(Dataset listings of figures)
▶
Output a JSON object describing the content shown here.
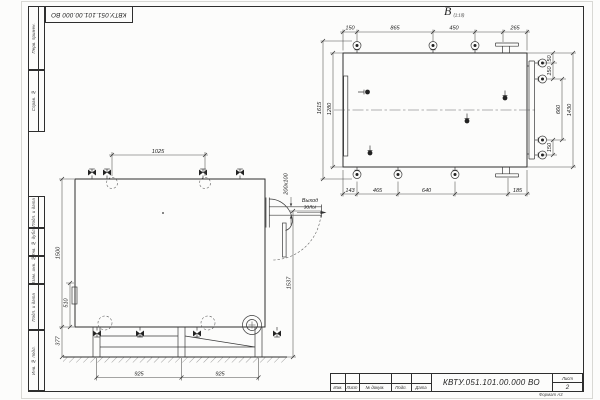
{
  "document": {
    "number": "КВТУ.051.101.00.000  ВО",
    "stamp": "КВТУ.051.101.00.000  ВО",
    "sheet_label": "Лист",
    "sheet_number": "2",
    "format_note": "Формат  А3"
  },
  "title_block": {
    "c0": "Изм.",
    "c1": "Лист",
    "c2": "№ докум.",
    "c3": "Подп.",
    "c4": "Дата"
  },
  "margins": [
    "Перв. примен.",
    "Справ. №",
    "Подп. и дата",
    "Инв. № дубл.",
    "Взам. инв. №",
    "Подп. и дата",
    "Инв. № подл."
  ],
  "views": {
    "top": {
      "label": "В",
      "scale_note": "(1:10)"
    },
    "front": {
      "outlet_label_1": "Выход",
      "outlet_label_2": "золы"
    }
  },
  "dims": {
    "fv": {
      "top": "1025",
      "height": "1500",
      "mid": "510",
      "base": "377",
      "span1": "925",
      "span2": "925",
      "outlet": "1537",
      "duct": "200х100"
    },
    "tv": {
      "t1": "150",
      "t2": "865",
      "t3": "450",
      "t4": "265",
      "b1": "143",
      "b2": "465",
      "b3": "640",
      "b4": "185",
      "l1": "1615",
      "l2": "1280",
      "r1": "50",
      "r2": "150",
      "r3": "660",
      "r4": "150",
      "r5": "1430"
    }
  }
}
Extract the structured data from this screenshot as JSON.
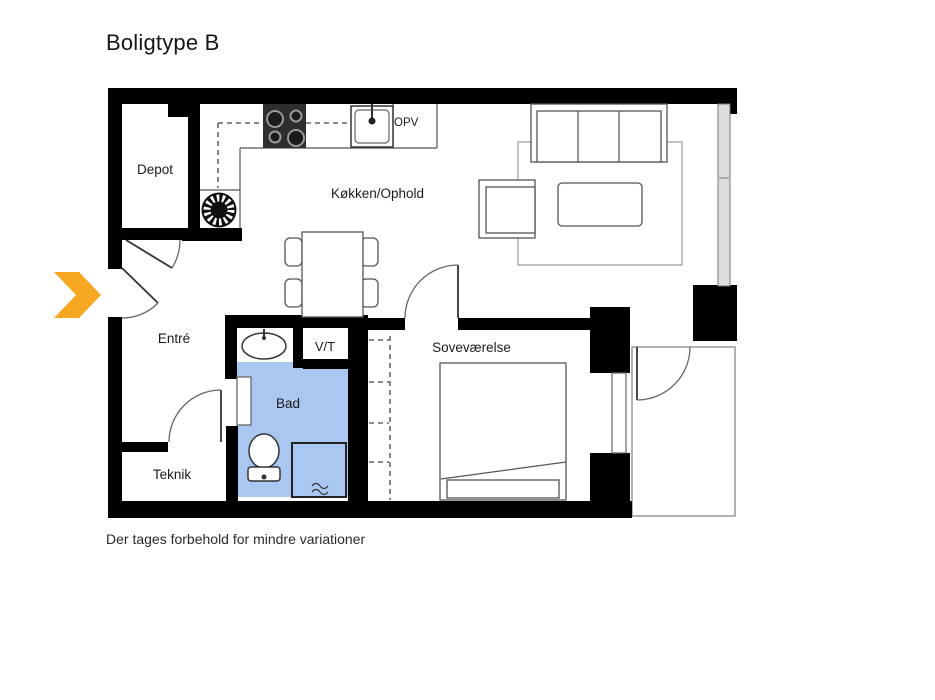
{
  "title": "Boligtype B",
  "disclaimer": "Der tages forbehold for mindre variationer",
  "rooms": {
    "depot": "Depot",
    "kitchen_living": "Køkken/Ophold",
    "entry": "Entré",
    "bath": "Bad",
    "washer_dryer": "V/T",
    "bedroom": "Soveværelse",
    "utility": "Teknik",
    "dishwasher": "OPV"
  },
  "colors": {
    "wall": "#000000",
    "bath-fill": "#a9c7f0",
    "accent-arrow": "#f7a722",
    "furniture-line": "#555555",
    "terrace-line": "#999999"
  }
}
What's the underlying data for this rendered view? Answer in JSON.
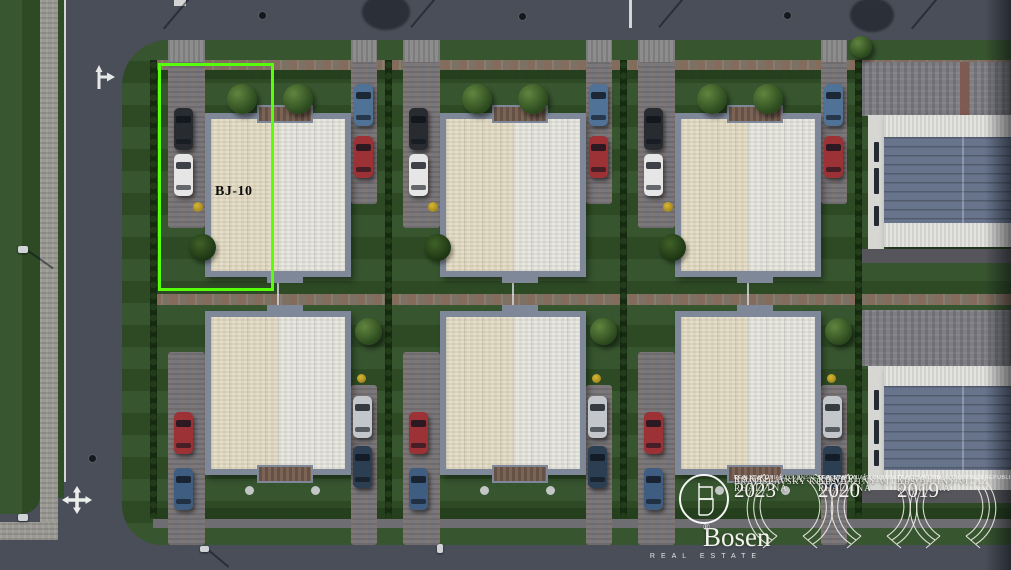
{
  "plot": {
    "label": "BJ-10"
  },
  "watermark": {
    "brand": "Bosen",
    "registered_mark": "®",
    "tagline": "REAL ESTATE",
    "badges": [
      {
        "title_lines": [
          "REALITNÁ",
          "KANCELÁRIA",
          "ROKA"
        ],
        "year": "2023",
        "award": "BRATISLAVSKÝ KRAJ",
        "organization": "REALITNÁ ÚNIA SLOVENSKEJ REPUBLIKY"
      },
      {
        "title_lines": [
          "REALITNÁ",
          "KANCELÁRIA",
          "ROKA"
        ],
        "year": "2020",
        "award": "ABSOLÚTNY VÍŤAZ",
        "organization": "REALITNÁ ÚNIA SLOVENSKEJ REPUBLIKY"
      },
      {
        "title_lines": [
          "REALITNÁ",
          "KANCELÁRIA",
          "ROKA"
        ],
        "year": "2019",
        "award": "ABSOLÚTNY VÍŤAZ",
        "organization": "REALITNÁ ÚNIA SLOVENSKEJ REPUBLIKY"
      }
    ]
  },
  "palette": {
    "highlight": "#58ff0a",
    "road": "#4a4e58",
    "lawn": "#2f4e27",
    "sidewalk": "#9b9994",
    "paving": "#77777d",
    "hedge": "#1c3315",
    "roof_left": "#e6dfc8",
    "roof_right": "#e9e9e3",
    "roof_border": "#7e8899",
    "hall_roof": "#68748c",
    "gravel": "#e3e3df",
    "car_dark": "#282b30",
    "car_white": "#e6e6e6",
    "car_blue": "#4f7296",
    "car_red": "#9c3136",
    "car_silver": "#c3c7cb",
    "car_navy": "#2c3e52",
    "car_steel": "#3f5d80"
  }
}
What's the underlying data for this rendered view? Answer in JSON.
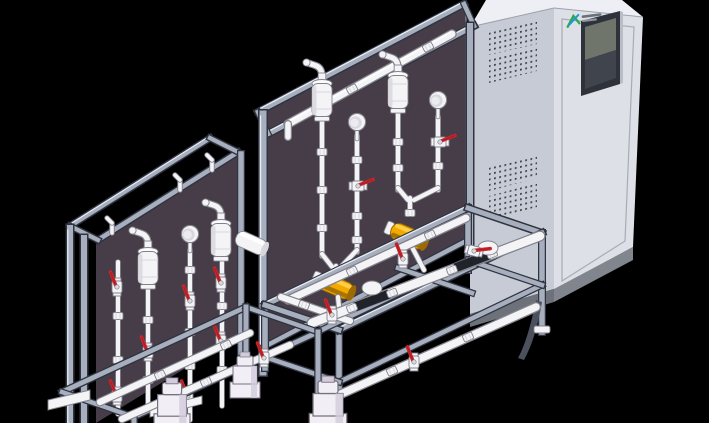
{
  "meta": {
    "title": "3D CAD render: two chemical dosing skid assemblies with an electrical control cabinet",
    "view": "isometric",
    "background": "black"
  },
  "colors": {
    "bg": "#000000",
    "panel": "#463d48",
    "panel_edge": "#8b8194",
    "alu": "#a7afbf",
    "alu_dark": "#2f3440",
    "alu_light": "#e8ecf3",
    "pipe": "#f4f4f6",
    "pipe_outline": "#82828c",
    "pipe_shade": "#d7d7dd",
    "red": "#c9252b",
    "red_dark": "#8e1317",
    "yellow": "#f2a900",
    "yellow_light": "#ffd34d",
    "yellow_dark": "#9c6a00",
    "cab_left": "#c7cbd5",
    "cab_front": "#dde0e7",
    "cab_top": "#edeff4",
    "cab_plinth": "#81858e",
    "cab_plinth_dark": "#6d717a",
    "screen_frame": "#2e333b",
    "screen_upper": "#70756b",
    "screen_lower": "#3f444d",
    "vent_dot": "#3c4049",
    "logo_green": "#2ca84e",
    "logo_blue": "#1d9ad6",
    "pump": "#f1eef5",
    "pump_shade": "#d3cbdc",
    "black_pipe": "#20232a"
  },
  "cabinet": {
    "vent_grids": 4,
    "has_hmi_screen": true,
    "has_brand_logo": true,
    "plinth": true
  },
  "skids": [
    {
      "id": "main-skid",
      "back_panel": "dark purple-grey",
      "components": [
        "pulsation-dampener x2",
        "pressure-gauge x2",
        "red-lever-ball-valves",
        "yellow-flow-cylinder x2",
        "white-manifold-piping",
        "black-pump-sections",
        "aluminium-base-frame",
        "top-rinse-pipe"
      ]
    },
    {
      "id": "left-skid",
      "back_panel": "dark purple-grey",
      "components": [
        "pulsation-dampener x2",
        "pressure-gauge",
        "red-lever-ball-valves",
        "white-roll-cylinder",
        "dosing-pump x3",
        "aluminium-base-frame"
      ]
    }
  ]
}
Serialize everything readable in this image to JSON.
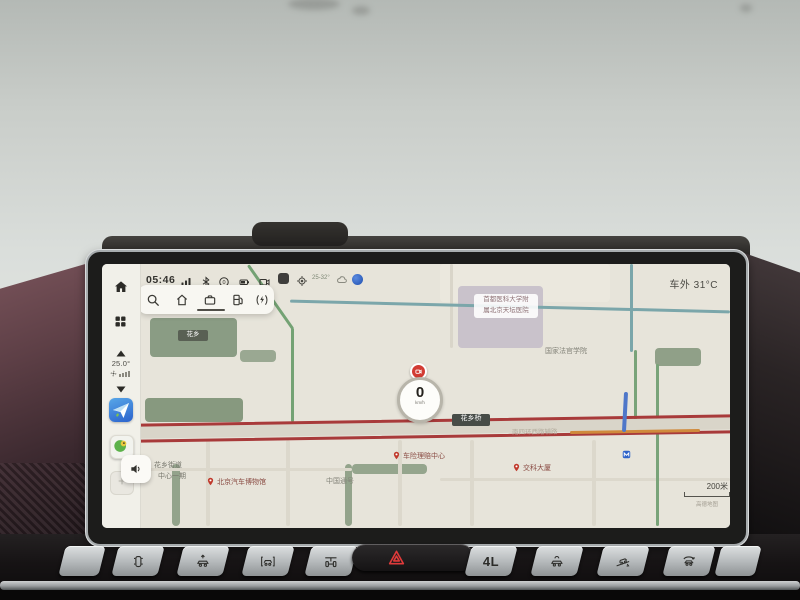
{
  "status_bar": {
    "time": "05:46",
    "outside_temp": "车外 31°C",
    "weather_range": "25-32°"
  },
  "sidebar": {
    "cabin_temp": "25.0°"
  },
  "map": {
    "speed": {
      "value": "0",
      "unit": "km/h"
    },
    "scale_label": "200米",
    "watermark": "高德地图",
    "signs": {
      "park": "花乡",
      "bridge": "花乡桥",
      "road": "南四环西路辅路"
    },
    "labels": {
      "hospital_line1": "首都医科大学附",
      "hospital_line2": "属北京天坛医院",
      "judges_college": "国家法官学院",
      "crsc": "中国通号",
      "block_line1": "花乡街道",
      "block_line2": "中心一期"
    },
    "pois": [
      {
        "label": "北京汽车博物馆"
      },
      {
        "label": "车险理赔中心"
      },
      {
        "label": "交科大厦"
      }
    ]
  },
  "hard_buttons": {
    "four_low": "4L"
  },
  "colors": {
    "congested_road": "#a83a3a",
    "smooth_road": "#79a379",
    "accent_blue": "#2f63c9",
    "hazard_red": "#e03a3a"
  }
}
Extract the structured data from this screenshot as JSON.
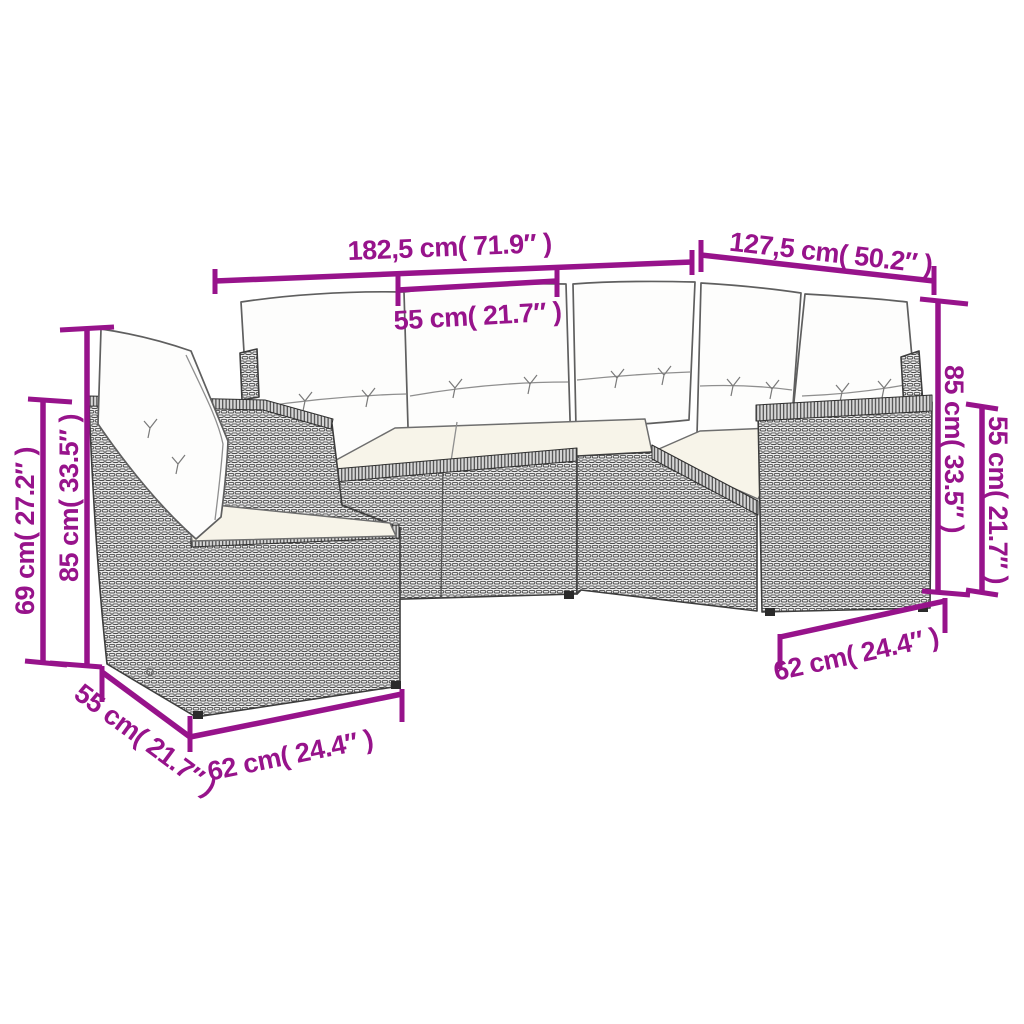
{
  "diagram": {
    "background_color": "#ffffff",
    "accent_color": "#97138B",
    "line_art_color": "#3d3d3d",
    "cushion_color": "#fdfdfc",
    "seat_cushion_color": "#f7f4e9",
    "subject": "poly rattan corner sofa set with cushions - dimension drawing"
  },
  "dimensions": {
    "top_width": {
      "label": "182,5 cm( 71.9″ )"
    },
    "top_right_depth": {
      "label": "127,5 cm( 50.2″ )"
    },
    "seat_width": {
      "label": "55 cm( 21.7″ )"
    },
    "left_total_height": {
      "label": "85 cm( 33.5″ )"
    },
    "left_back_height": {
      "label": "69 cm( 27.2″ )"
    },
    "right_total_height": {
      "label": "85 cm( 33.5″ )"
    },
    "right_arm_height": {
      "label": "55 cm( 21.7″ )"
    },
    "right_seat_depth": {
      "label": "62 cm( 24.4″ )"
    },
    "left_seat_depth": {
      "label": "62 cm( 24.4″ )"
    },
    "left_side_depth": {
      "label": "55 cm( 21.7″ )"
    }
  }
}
◀
Task details
Determine how many lines of the records above contain the word "base", and report only that number.

Finished exercise
3